Collected data:
# # # # #

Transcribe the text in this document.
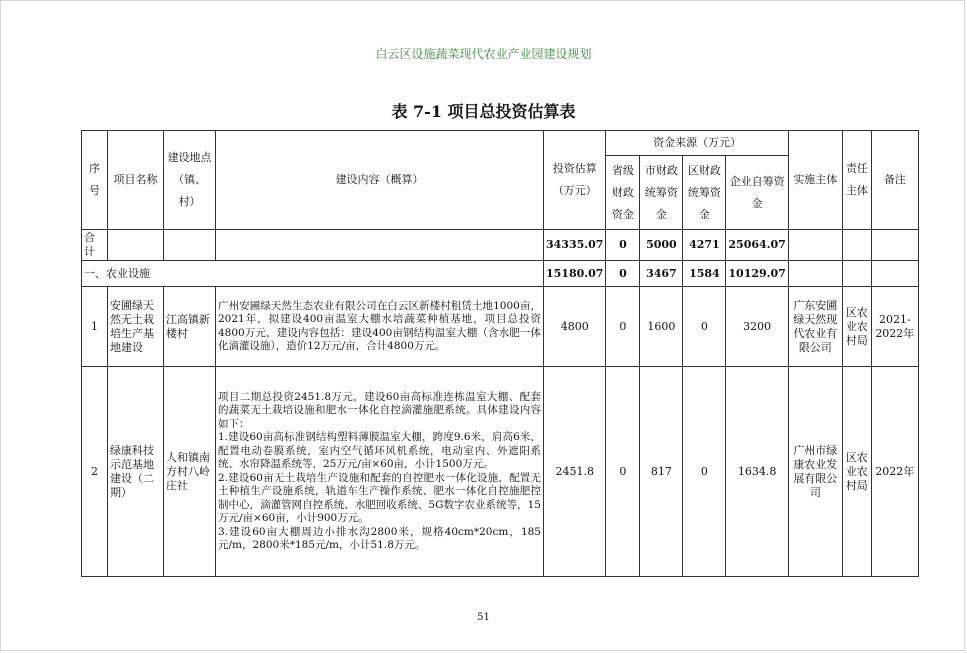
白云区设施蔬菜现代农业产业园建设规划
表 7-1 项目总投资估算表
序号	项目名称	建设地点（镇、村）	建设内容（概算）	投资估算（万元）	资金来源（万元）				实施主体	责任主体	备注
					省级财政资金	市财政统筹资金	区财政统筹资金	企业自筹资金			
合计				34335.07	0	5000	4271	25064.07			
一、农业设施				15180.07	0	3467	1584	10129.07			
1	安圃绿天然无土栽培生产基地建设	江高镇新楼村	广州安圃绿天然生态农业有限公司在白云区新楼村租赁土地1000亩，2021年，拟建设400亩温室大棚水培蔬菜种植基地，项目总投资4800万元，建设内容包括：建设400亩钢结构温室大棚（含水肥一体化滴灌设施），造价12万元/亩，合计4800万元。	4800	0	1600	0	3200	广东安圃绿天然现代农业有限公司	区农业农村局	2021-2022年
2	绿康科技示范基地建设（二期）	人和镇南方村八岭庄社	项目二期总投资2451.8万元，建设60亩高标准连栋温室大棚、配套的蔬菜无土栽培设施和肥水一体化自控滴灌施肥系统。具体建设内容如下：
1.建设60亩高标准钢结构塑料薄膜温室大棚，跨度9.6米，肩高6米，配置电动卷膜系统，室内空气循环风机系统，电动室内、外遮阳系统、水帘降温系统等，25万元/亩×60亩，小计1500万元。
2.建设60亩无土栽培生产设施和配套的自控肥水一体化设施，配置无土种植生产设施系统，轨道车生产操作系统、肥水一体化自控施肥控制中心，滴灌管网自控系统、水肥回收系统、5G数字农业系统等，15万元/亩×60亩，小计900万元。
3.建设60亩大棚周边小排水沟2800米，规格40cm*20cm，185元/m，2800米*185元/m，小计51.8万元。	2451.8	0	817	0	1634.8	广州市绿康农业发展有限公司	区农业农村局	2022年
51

# # # # #

--- EXERCISE DESCRIPTION ---
Copy every line of the material in which the word "区农业农村局" occurs.

--- ANSWER FOR THIS EXERCISE ---
1	安圃绿天然无土栽培生产基地建设	江高镇新楼村	广州安圃绿天然生态农业有限公司在白云区新楼村租赁土地1000亩，2021年，拟建设400亩温室大棚水培蔬菜种植基地，项目总投资4800万元，建设内容包括：建设400亩钢结构温室大棚（含水肥一体化滴灌设施），造价12万元/亩，合计4800万元。	4800	0	1600	0	3200	广东安圃绿天然现代农业有限公司	区农业农村局	2021-2022年
3.建设60亩大棚周边小排水沟2800米，规格40cm*20cm，185元/m，2800米*185元/m，小计51.8万元。	2451.8	0	817	0	1634.8	广州市绿康农业发展有限公司	区农业农村局	2022年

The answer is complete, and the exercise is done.